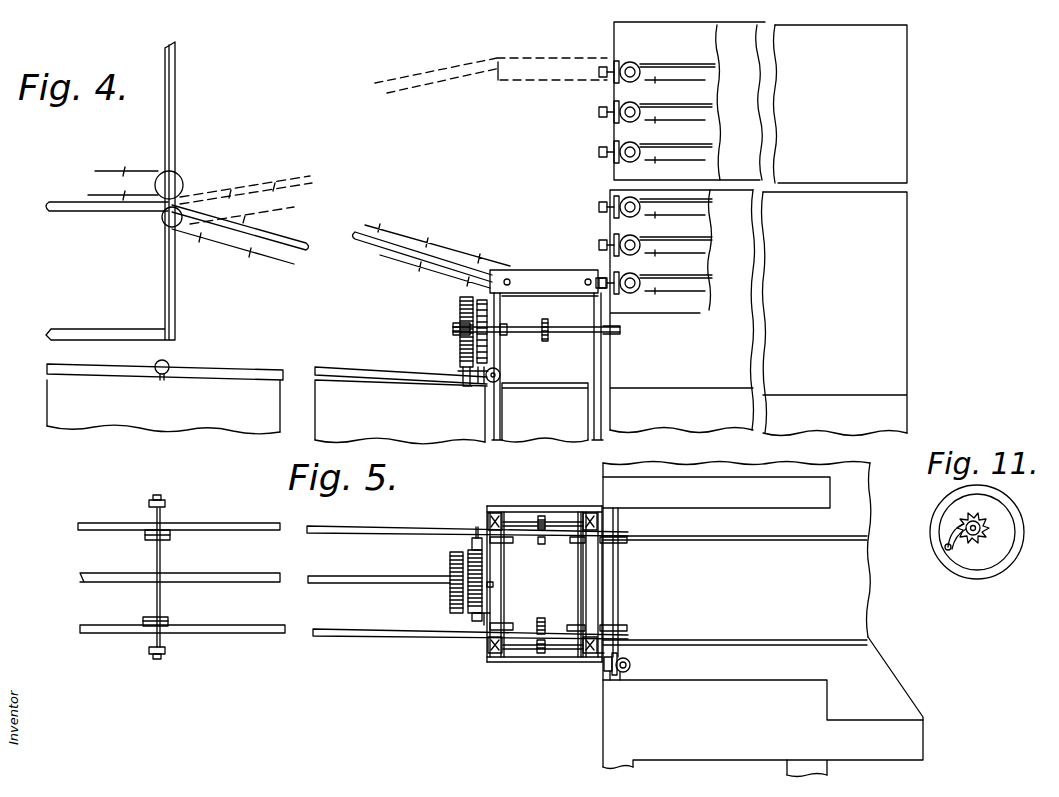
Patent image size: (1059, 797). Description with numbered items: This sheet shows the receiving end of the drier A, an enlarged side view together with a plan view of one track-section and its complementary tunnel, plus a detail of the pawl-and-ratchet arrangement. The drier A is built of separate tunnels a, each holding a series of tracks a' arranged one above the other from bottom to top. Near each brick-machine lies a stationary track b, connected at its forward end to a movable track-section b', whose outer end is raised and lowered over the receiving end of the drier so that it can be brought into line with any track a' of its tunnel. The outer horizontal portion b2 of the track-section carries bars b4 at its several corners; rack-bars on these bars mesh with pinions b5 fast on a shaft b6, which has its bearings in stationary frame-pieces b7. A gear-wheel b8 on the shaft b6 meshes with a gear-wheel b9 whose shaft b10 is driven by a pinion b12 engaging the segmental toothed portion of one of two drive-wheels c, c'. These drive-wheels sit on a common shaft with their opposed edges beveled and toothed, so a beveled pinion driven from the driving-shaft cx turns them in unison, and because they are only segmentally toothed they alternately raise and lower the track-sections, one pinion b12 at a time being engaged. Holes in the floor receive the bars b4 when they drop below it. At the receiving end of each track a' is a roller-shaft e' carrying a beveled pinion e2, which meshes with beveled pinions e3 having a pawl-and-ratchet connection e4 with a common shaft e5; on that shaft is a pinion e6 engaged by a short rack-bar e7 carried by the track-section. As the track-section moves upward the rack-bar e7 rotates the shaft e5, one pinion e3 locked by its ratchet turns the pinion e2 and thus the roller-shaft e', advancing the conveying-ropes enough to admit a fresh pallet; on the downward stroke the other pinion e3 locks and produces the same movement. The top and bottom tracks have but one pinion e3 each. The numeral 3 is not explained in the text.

In FIG. 4, the drier A is at (758, 219).
In FIG. 5, the drier A is at (763, 619).
In FIG. 4, the tunnel a is at (453, 395).
In FIG. 5, the track a' is at (735, 590).
In FIG. 4, the rod 3 is at (677, 95).
In FIG. 4, the stationary track b is at (107, 221).
In FIG. 4, the movable track-section b' is at (332, 243).
In FIG. 5, the movable track-section b' is at (189, 641).
In FIG. 4, the outer horizontal portion b2 is at (531, 277).
In FIG. 4, the bar b4 is at (503, 414).
In FIG. 5, the bar b4 is at (495, 652).
In FIG. 5, the pinion b5 is at (580, 645).
In FIG. 4, the shaft b6 is at (518, 333).
In FIG. 5, the shaft b6 is at (558, 512).
In FIG. 4, the stationary frame-piece b7 is at (612, 331).
In FIG. 5, the stationary frame-piece b7 is at (488, 648).
In FIG. 4, the gear-wheel b8 is at (545, 342).
In FIG. 5, the gear-wheel b8 is at (540, 640).
In FIG. 5, the gear-wheel b9 is at (580, 590).
In FIG. 5, the shaft b10 is at (518, 622).
In FIG. 4, the pinion b12 is at (456, 336).
In FIG. 5, the pinion b12 is at (470, 614).
In FIG. 4, the drive-wheel c is at (446, 332).
In FIG. 5, the drive-wheel c is at (440, 578).
In FIG. 4, the drive-wheel c' is at (462, 323).
In FIG. 5, the drive-wheel c' is at (459, 572).
In FIG. 4, the driving-shaft cx is at (401, 364).
In FIG. 5, the driving-shaft cx is at (265, 590).
In FIG. 5, the roller-shaft e' is at (628, 582).
In FIG. 4, the beveled pinion e2 is at (627, 62).
In FIG. 5, the beveled pinion e2 is at (626, 656).
In FIG. 4, the beveled pinion e3 is at (605, 77).
In FIG. 5, the beveled pinion e3 is at (621, 680).
In FIG. 11, the pawl-and-ratchet connection e4 is at (950, 550).
In FIG. 4, the common shaft e5 is at (600, 208).
In FIG. 5, the common shaft e5 is at (603, 663).
In FIG. 11, the common shaft e5 is at (981, 527).
In FIG. 4, the pinion e6 is at (548, 327).
In FIG. 5, the pinion e6 is at (600, 660).
In FIG. 4, the short rack-bar e7 is at (596, 280).
In FIG. 5, the short rack-bar e7 is at (600, 655).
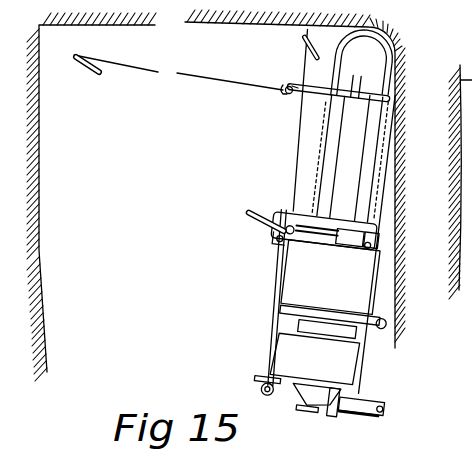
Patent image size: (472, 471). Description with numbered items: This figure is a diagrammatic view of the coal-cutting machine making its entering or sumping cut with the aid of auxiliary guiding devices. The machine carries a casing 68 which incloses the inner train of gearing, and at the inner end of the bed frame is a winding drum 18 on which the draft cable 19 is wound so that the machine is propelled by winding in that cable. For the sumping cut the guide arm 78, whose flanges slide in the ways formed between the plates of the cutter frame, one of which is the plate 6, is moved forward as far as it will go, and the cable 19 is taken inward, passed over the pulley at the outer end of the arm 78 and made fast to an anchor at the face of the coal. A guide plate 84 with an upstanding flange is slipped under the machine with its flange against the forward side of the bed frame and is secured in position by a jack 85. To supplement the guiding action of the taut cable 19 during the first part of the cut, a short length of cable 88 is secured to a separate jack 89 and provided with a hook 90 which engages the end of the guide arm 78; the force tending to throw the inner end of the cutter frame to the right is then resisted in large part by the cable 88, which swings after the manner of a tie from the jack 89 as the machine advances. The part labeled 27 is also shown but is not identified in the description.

The plate 6 is at (360, 148).
The winding drum 18 is at (325, 232).
The draft cable 19 is at (300, 130).
The motor casing 27 is at (328, 346).
The casing 68 is at (330, 277).
The arm 78 is at (368, 95).
The guide plate 84 is at (279, 245).
The jack 85 is at (259, 228).
The short length of cable 88 is at (215, 82).
The jack 89 is at (94, 76).
The hook 90 is at (287, 85).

Your goal |
Convert the items above into a two-column CSV headed description and locations, with one row per item: the item's text in the first quoted field and its answer in the second, and line breaks replaced by spaces. Leave the pictures out.

Reply |
description,locations
"Patent image size: (1059, 797). Description with numbered items: This sheet shows the receiving end of the drier A, an enlarged side view together with a plan view of one track-section and its complementary tunnel, plus a detail of the pawl-and-ratchet arrangement. The drier A is built of separate tunnels a, each holding a series of tracks a' arranged one above the other from bottom to top. Near each brick-machine lies a stationary track b, connected at its forward end to a movable track-section b', whose outer end is raised and lowered over the receiving end of the drier so that it can be brought into line with any track a' of its tunnel. The outer horizontal portion b2 of the track-section carries bars b4 at its several corners; rack-bars on these bars mesh with pinions b5 fast on a shaft b6, which has its bearings in stationary frame-pieces b7. A gear-wheel b8 on the shaft b6 meshes with a gear-wheel b9 whose shaft b10 is driven by a pinion b12 engaging the segmental toothed portion of one of two drive-wheels c, c'. These drive-wheels sit on a common shaft with their opposed edges beveled and toothed, so a beveled pinion driven from the driving-shaft cx turns them in unison, and because they are only segmentally toothed they alternately raise and lower the track-sections, one pinion b12 at a time being engaged. Holes in the floor receive the bars b4 when they drop below it. At the receiving end of each track a' is a roller-shaft e' carrying a beveled pinion e2, which meshes with beveled pinions e3 having a pawl-and-ratchet connection e4 with a common shaft e5; on that shaft is a pinion e6 engaged by a short rack-bar e7 carried by the track-section. As the track-section moves upward the rack-bar e7 rotates the shaft e5, one pinion e3 locked by its ratchet turns the pinion e2 and thus the roller-shaft e', advancing the conveying-ropes enough to admit a fresh pallet; on the downward stroke the other pinion e3 locks and produces the same movement. The top and bottom tracks have but one pinion e3 each. The numeral 3 is not explained in the text.","In FIG. 4, the drier A is at (758, 219). In FIG. 5, the drier A is at (763, 619). In FIG. 4, the tunnel a is at (453, 395). In FIG. 5, the track a' is at (735, 590). In FIG. 4, the rod 3 is at (677, 95). In FIG. 4, the stationary track b is at (107, 221). In FIG. 4, the movable track-section b' is at (332, 243). In FIG. 5, the movable track-section b' is at (189, 641). In FIG. 4, the outer horizontal portion b2 is at (531, 277). In FIG. 4, the bar b4 is at (503, 414). In FIG. 5, the bar b4 is at (495, 652). In FIG. 5, the pinion b5 is at (580, 645). In FIG. 4, the shaft b6 is at (518, 333). In FIG. 5, the shaft b6 is at (558, 512). In FIG. 4, the stationary frame-piece b7 is at (612, 331). In FIG. 5, the stationary frame-piece b7 is at (488, 648). In FIG. 4, the gear-wheel b8 is at (545, 342). In FIG. 5, the gear-wheel b8 is at (540, 640). In FIG. 5, the gear-wheel b9 is at (580, 590). In FIG. 5, the shaft b10 is at (518, 622). In FIG. 4, the pinion b12 is at (456, 336). In FIG. 5, the pinion b12 is at (470, 614). In FIG. 4, the drive-wheel c is at (446, 332). In FIG. 5, the drive-wheel c is at (440, 578). In FIG. 4, the drive-wheel c' is at (462, 323). In FIG. 5, the drive-wheel c' is at (459, 572). In FIG. 4, the driving-shaft cx is at (401, 364). In FIG. 5, the driving-shaft cx is at (265, 590). In FIG. 5, the roller-shaft e' is at (628, 582). In FIG. 4, the beveled pinion e2 is at (627, 62). In FIG. 5, the beveled pinion e2 is at (626, 656). In FIG. 4, the beveled pinion e3 is at (605, 77). In FIG. 5, the beveled pinion e3 is at (621, 680). In FIG. 11, the pawl-and-ratchet connection e4 is at (950, 550). In FIG. 4, the common shaft e5 is at (600, 208). In FIG. 5, the common shaft e5 is at (603, 663). In FIG. 11, the common shaft e5 is at (981, 527). In FIG. 4, the pinion e6 is at (548, 327). In FIG. 5, the pinion e6 is at (600, 660). In FIG. 4, the short rack-bar e7 is at (596, 280). In FIG. 5, the short rack-bar e7 is at (600, 655)."
"Patent image size: (472, 471). Description with numbered items: This figure is a diagrammatic view of the coal-cutting machine making its entering or sumping cut with the aid of auxiliary guiding devices. The machine carries a casing 68 which incloses the inner train of gearing, and at the inner end of the bed frame is a winding drum 18 on which the draft cable 19 is wound so that the machine is propelled by winding in that cable. For the sumping cut the guide arm 78, whose flanges slide in the ways formed between the plates of the cutter frame, one of which is the plate 6, is moved forward as far as it will go, and the cable 19 is taken inward, passed over the pulley at the outer end of the arm 78 and made fast to an anchor at the face of the coal. A guide plate 84 with an upstanding flange is slipped under the machine with its flange against the forward side of the bed frame and is secured in position by a jack 85. To supplement the guiding action of the taut cable 19 during the first part of the cut, a short length of cable 88 is secured to a separate jack 89 and provided with a hook 90 which engages the end of the guide arm 78; the force tending to throw the inner end of the cutter frame to the right is then resisted in large part by the cable 88, which swings after the manner of a tie from the jack 89 as the machine advances. The part labeled 27 is also shown but is not identified in the description.","The plate 6 is at (360, 148). The winding drum 18 is at (325, 232). The draft cable 19 is at (300, 130). The motor casing 27 is at (328, 346). The casing 68 is at (330, 277). The arm 78 is at (368, 95). The guide plate 84 is at (279, 245). The jack 85 is at (259, 228). The short length of cable 88 is at (215, 82). The jack 89 is at (94, 76). The hook 90 is at (287, 85)."